───── Provided data
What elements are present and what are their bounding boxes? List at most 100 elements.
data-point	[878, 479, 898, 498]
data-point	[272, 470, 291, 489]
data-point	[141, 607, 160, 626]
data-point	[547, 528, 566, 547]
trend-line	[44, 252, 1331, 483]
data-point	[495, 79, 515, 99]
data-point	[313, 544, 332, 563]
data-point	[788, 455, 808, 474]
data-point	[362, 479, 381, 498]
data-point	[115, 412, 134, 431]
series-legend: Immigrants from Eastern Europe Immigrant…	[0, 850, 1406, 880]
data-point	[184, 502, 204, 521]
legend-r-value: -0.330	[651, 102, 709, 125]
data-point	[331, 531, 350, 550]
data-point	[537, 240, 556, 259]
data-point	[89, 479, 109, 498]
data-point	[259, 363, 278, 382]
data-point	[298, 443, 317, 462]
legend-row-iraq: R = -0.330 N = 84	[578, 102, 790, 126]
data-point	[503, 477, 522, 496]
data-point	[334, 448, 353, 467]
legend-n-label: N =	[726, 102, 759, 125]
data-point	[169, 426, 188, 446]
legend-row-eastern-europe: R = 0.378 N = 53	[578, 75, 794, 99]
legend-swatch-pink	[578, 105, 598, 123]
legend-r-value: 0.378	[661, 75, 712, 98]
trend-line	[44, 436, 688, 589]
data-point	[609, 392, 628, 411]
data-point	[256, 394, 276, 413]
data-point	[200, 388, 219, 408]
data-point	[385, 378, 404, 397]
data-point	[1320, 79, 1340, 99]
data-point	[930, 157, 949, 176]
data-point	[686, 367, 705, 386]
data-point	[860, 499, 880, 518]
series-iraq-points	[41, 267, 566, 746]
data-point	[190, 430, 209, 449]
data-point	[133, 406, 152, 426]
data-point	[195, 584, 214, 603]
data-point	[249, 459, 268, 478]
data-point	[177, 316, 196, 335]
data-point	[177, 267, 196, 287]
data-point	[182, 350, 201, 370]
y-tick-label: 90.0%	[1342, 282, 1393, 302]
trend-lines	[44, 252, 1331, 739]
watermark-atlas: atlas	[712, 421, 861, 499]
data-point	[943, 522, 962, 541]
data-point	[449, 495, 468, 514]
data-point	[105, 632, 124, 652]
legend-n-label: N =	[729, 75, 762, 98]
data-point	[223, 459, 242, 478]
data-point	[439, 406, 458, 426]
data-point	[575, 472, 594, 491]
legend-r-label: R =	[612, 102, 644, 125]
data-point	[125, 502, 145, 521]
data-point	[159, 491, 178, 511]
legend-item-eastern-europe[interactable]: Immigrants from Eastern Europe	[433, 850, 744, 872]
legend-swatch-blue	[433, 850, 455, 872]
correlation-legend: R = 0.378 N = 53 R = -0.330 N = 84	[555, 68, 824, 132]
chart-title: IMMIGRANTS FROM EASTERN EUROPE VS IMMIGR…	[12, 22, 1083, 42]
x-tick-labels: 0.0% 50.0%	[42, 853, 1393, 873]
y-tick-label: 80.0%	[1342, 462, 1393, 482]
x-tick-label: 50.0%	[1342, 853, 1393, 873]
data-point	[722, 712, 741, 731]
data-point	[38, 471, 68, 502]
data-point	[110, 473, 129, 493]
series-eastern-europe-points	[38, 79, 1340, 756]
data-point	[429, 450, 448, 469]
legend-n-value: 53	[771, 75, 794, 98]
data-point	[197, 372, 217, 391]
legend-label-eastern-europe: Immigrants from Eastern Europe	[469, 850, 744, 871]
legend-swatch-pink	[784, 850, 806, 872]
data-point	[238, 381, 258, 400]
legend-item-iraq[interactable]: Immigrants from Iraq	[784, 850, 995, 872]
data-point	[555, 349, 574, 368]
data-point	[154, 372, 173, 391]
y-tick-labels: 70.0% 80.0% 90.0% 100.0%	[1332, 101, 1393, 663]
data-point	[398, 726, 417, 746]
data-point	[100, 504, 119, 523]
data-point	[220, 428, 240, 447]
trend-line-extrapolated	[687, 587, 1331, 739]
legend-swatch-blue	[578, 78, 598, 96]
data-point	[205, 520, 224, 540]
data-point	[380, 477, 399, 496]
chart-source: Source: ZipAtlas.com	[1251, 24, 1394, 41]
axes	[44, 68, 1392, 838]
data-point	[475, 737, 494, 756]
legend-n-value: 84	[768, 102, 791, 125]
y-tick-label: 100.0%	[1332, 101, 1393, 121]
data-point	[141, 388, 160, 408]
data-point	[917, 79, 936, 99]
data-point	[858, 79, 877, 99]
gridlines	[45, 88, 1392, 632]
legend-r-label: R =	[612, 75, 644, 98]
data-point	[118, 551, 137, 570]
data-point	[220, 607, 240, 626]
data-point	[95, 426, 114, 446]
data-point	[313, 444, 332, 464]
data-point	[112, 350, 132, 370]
──────────
Task:
Rewrite every line of the data above as a numbered list, leaving out any blank lines.

Answer in full:
1. What elements are present and what are their bounding boxes? List at most 100 elements.
2. data-point	[878, 479, 898, 498]
3. data-point	[272, 470, 291, 489]
4. data-point	[141, 607, 160, 626]
5. data-point	[547, 528, 566, 547]
6. trend-line	[44, 252, 1331, 483]
7. data-point	[495, 79, 515, 99]
8. data-point	[313, 544, 332, 563]
9. data-point	[788, 455, 808, 474]
10. data-point	[362, 479, 381, 498]
11. data-point	[115, 412, 134, 431]
12. series-legend: Immigrants from Eastern Europe Immigrant…	[0, 850, 1406, 880]
13. data-point	[184, 502, 204, 521]
14. legend-r-value: -0.330	[651, 102, 709, 125]
15. data-point	[331, 531, 350, 550]
16. data-point	[537, 240, 556, 259]
17. data-point	[89, 479, 109, 498]
18. data-point	[259, 363, 278, 382]
19. data-point	[298, 443, 317, 462]
20. legend-row-iraq: R = -0.330 N = 84	[578, 102, 790, 126]
21. data-point	[503, 477, 522, 496]
22. data-point	[334, 448, 353, 467]
23. legend-n-label: N =	[726, 102, 759, 125]
24. data-point	[169, 426, 188, 446]
25. legend-row-eastern-europe: R = 0.378 N = 53	[578, 75, 794, 99]
26. legend-swatch-pink	[578, 105, 598, 123]
27. legend-r-value: 0.378	[661, 75, 712, 98]
28. trend-line	[44, 436, 688, 589]
29. data-point	[609, 392, 628, 411]
30. data-point	[256, 394, 276, 413]
31. data-point	[200, 388, 219, 408]
32. data-point	[385, 378, 404, 397]
33. data-point	[1320, 79, 1340, 99]
34. data-point	[930, 157, 949, 176]
35. data-point	[686, 367, 705, 386]
36. data-point	[860, 499, 880, 518]
37. series-iraq-points	[41, 267, 566, 746]
38. data-point	[190, 430, 209, 449]
39. data-point	[133, 406, 152, 426]
40. data-point	[195, 584, 214, 603]
41. data-point	[249, 459, 268, 478]
42. data-point	[177, 316, 196, 335]
43. data-point	[177, 267, 196, 287]
44. data-point	[182, 350, 201, 370]
45. y-tick-label: 90.0%	[1342, 282, 1393, 302]
46. trend-lines	[44, 252, 1331, 739]
47. watermark-atlas: atlas	[712, 421, 861, 499]
48. data-point	[943, 522, 962, 541]
49. data-point	[449, 495, 468, 514]
50. data-point	[105, 632, 124, 652]
51. legend-n-label: N =	[729, 75, 762, 98]
52. data-point	[223, 459, 242, 478]
53. data-point	[439, 406, 458, 426]
54. data-point	[575, 472, 594, 491]
55. legend-r-label: R =	[612, 102, 644, 125]
56. data-point	[125, 502, 145, 521]
57. data-point	[159, 491, 178, 511]
58. legend-item-eastern-europe[interactable]: Immigrants from Eastern Europe	[433, 850, 744, 872]
59. legend-swatch-blue	[433, 850, 455, 872]
60. correlation-legend: R = 0.378 N = 53 R = -0.330 N = 84	[555, 68, 824, 132]
61. chart-title: IMMIGRANTS FROM EASTERN EUROPE VS IMMIGR…	[12, 22, 1083, 42]
62. x-tick-labels: 0.0% 50.0%	[42, 853, 1393, 873]
63. y-tick-label: 80.0%	[1342, 462, 1393, 482]
64. x-tick-label: 50.0%	[1342, 853, 1393, 873]
65. data-point	[722, 712, 741, 731]
66. data-point	[38, 471, 68, 502]
67. data-point	[110, 473, 129, 493]
68. series-eastern-europe-points	[38, 79, 1340, 756]
69. data-point	[429, 450, 448, 469]
70. legend-n-value: 53	[771, 75, 794, 98]
71. data-point	[197, 372, 217, 391]
72. legend-label-eastern-europe: Immigrants from Eastern Europe	[469, 850, 744, 871]
73. legend-swatch-pink	[784, 850, 806, 872]
74. data-point	[238, 381, 258, 400]
75. legend-item-iraq[interactable]: Immigrants from Iraq	[784, 850, 995, 872]
76. data-point	[555, 349, 574, 368]
77. data-point	[154, 372, 173, 391]
78. y-tick-labels: 70.0% 80.0% 90.0% 100.0%	[1332, 101, 1393, 663]
79. data-point	[398, 726, 417, 746]
80. data-point	[100, 504, 119, 523]
81. data-point	[220, 428, 240, 447]
82. trend-line-extrapolated	[687, 587, 1331, 739]
83. legend-swatch-blue	[578, 78, 598, 96]
84. data-point	[205, 520, 224, 540]
85. data-point	[380, 477, 399, 496]
86. chart-source: Source: ZipAtlas.com	[1251, 24, 1394, 41]
87. axes	[44, 68, 1392, 838]
88. data-point	[475, 737, 494, 756]
89. legend-n-value: 84	[768, 102, 791, 125]
90. y-tick-label: 100.0%	[1332, 101, 1393, 121]
91. data-point	[141, 388, 160, 408]
92. data-point	[917, 79, 936, 99]
93. data-point	[858, 79, 877, 99]
94. gridlines	[45, 88, 1392, 632]
95. legend-r-label: R =	[612, 75, 644, 98]
96. data-point	[118, 551, 137, 570]
97. data-point	[220, 607, 240, 626]
98. data-point	[95, 426, 114, 446]
99. data-point	[313, 444, 332, 464]
100. data-point	[112, 350, 132, 370]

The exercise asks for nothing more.